-- begin DATASET RECORDS --

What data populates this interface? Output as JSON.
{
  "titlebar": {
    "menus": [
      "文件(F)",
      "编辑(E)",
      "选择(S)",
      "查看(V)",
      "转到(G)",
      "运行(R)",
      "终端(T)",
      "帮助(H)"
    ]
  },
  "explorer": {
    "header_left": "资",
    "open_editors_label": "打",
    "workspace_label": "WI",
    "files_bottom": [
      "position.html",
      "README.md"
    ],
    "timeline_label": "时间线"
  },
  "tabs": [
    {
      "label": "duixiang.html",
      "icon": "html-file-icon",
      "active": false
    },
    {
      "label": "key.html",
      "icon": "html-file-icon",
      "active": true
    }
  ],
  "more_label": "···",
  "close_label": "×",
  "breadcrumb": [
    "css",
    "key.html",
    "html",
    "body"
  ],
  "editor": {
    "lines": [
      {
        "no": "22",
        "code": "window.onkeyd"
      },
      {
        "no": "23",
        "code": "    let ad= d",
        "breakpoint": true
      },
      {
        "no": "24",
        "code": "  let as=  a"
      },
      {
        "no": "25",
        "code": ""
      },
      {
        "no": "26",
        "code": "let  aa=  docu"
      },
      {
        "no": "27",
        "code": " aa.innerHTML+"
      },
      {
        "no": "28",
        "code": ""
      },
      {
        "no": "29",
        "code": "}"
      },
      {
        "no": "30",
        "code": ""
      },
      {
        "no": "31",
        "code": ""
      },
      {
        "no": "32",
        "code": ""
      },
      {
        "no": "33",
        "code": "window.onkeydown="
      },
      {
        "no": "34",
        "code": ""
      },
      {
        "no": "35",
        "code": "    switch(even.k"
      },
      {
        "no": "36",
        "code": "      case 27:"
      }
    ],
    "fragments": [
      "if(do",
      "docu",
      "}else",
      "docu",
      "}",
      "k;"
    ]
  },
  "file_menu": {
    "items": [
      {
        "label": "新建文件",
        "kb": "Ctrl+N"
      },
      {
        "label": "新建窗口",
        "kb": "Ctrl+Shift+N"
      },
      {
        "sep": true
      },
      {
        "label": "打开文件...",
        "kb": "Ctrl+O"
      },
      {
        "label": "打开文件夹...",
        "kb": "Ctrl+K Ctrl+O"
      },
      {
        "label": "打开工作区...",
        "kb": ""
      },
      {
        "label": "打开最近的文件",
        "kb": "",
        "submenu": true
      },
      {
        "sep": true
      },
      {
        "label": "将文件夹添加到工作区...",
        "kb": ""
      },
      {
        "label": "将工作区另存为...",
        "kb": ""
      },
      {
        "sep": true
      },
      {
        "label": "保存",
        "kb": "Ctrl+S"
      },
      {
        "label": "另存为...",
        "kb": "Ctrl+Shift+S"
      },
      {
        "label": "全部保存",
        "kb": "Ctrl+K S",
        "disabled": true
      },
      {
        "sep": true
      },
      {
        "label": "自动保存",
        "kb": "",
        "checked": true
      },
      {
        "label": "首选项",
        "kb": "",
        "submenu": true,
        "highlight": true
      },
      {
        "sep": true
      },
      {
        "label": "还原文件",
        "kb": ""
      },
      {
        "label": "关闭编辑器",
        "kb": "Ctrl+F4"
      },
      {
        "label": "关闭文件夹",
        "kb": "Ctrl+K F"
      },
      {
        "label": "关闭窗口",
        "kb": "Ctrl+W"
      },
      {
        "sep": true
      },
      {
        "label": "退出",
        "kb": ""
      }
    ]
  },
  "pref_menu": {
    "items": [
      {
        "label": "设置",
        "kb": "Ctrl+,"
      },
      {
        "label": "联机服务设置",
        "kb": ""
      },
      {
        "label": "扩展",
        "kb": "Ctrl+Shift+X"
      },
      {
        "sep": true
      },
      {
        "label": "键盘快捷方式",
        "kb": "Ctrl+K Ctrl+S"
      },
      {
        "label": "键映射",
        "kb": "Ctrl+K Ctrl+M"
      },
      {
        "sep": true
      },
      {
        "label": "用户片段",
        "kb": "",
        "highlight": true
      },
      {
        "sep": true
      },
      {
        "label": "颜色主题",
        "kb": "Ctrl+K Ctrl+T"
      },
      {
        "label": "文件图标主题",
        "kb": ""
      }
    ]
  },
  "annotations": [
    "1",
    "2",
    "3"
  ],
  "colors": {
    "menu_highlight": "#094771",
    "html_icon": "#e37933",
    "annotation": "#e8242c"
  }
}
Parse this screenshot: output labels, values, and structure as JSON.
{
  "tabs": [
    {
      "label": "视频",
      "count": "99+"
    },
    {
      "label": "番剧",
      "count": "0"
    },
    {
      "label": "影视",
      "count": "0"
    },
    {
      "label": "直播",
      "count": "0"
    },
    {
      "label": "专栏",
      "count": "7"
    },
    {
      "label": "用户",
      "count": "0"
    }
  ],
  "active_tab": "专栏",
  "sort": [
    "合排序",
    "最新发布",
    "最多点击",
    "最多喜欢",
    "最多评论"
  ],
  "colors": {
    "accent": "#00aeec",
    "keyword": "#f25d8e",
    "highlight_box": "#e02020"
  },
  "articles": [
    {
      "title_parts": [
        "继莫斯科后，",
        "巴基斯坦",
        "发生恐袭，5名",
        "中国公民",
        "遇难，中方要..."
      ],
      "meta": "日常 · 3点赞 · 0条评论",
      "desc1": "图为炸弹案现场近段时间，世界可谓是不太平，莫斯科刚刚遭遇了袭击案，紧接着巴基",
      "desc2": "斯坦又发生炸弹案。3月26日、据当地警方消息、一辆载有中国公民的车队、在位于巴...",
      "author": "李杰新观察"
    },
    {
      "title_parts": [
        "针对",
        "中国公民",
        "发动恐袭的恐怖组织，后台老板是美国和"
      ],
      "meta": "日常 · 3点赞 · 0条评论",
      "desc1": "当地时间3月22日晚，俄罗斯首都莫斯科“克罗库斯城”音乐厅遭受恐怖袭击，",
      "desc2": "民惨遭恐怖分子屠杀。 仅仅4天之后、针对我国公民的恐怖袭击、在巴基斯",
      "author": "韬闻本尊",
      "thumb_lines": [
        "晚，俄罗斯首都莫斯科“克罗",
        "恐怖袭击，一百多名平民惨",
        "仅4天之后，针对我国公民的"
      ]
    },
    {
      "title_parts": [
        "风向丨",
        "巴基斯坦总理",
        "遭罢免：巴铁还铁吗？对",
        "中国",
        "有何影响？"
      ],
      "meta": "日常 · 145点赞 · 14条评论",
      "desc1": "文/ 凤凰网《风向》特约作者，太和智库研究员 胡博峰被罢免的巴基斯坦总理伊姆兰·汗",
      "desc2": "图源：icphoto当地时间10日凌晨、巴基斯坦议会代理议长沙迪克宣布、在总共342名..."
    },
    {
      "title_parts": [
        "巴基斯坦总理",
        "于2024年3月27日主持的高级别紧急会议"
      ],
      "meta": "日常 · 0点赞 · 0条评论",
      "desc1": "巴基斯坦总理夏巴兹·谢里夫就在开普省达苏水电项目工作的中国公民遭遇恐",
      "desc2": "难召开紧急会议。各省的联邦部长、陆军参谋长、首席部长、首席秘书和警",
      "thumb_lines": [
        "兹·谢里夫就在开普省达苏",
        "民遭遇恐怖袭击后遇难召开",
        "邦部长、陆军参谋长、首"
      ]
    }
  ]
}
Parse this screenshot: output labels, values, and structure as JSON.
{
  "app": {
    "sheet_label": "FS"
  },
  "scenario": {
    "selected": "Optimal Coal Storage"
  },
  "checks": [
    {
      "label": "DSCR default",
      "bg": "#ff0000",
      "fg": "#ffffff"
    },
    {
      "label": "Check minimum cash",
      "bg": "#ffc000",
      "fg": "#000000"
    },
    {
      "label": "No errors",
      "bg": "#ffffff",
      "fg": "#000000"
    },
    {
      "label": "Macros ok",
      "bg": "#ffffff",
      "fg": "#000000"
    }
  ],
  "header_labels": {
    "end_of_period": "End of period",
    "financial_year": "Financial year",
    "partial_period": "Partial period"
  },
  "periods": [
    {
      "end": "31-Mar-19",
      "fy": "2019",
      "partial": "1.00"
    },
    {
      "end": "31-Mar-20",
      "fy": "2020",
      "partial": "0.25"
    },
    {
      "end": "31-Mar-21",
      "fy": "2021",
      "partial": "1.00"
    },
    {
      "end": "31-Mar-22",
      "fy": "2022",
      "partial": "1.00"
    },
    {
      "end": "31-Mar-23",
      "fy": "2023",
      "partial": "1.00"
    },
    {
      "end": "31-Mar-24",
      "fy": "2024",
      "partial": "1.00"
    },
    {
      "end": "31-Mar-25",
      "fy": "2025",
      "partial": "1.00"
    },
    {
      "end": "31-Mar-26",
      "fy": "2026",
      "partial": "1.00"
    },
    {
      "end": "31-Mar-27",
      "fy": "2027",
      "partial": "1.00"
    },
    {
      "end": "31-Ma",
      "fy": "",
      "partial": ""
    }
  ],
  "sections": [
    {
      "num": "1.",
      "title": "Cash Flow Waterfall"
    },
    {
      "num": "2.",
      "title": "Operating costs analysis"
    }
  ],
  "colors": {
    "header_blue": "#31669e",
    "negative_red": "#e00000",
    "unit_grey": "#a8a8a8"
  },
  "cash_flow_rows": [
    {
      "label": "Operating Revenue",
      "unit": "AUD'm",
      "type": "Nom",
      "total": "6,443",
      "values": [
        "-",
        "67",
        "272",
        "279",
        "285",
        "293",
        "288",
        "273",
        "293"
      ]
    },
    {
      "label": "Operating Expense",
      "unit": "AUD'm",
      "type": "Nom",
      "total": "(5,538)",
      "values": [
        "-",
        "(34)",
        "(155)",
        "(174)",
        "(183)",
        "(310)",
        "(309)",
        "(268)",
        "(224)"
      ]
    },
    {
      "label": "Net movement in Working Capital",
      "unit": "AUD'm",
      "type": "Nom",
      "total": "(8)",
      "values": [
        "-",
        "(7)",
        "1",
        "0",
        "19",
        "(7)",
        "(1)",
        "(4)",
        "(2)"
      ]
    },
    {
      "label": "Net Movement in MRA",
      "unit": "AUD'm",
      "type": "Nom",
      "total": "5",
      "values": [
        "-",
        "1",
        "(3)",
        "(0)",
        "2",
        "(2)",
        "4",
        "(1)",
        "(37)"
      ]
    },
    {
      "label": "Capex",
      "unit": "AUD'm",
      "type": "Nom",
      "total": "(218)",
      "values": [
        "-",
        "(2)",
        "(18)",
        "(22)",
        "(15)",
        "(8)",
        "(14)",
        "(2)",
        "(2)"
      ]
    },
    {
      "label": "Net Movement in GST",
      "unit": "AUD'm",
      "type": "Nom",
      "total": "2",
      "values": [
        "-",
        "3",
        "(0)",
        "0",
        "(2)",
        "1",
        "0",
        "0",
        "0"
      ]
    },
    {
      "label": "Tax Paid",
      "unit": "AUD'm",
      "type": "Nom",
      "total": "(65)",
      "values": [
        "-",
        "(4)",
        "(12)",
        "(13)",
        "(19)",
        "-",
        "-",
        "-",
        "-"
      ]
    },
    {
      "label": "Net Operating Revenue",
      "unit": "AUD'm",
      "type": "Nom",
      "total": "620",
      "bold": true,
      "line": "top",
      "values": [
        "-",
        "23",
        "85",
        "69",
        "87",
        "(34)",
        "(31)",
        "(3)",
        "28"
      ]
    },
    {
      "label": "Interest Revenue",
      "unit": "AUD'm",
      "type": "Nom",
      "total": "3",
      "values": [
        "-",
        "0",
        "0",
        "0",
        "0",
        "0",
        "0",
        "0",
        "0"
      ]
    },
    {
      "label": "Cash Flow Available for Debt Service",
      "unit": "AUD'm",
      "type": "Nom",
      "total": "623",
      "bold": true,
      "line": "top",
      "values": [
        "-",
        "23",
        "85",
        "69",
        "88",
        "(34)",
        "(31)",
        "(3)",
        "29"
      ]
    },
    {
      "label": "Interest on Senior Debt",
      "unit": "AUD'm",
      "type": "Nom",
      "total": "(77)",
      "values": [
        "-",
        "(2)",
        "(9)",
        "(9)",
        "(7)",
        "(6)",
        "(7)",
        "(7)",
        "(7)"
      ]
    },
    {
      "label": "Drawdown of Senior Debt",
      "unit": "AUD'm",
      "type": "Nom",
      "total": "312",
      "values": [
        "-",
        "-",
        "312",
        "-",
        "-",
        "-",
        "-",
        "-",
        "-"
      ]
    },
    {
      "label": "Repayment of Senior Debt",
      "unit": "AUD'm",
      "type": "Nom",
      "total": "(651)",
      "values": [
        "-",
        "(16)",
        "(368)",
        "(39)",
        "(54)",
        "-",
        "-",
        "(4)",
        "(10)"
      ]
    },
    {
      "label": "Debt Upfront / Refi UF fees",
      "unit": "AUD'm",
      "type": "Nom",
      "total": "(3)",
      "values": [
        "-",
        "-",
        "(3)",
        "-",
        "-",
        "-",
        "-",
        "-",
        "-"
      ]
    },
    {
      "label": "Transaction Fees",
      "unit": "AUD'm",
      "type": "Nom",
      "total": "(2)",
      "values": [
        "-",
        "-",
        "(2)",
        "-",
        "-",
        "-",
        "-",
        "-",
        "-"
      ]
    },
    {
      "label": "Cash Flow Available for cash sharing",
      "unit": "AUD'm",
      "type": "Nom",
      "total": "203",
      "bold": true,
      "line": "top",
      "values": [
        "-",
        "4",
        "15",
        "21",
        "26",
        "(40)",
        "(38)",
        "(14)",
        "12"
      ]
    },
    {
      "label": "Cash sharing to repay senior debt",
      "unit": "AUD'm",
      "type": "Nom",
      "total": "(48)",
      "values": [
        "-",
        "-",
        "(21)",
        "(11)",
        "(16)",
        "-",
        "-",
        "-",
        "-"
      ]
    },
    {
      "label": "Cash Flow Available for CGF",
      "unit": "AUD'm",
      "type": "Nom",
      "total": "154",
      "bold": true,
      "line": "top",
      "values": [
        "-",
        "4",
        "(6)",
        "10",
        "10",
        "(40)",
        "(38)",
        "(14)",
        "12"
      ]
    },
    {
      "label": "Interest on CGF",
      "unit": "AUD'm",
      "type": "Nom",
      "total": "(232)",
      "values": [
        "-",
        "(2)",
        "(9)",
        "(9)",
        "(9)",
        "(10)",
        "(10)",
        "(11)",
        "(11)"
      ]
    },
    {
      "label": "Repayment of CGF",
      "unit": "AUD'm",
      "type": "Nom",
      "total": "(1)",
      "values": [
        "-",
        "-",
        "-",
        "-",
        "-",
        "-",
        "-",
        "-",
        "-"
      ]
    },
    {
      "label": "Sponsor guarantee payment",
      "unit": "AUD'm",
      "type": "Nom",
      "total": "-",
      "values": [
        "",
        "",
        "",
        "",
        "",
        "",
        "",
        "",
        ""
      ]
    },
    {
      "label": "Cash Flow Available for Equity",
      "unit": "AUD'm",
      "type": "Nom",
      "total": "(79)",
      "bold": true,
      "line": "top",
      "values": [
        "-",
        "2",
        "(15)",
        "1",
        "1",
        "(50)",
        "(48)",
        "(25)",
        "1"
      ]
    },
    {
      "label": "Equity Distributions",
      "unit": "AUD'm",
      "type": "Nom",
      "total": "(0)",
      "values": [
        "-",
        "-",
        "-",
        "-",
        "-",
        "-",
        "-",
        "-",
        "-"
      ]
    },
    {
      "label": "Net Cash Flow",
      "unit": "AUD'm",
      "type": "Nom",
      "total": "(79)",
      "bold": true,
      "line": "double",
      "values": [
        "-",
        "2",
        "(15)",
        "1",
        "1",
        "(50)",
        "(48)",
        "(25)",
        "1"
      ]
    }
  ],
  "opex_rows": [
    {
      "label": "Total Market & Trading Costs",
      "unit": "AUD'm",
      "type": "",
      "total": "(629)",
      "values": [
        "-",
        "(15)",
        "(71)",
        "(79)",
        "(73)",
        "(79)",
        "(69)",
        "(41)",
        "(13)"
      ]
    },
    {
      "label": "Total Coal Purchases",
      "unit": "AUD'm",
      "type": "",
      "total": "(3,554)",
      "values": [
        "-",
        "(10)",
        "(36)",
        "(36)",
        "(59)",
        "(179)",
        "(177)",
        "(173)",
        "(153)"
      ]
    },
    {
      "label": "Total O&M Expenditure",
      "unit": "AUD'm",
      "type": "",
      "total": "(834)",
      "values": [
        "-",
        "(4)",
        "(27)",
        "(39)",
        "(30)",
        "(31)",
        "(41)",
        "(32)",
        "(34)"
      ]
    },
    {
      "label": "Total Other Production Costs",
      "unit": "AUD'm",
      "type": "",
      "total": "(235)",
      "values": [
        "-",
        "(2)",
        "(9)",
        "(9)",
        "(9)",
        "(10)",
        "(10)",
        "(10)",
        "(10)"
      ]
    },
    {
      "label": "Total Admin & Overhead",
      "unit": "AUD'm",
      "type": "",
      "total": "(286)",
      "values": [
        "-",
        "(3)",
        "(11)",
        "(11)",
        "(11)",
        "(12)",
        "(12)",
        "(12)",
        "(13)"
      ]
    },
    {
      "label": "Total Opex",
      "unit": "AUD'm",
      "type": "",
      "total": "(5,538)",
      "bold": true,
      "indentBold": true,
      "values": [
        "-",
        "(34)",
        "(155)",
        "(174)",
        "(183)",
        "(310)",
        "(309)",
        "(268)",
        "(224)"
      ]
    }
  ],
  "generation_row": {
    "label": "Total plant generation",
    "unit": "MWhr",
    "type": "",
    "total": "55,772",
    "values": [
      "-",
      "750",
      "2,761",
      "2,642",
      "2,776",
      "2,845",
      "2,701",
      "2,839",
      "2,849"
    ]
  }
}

-- end DATASET RECORDS --

→ **WHAT THE TASK ASKS**:
Copy out each line of the entries that holds "Interest".

→ **PROBLEM SOLUTION**:
      "label": "Interest Revenue",
      "label": "Interest on Senior Debt",
      "label": "Interest on CGF",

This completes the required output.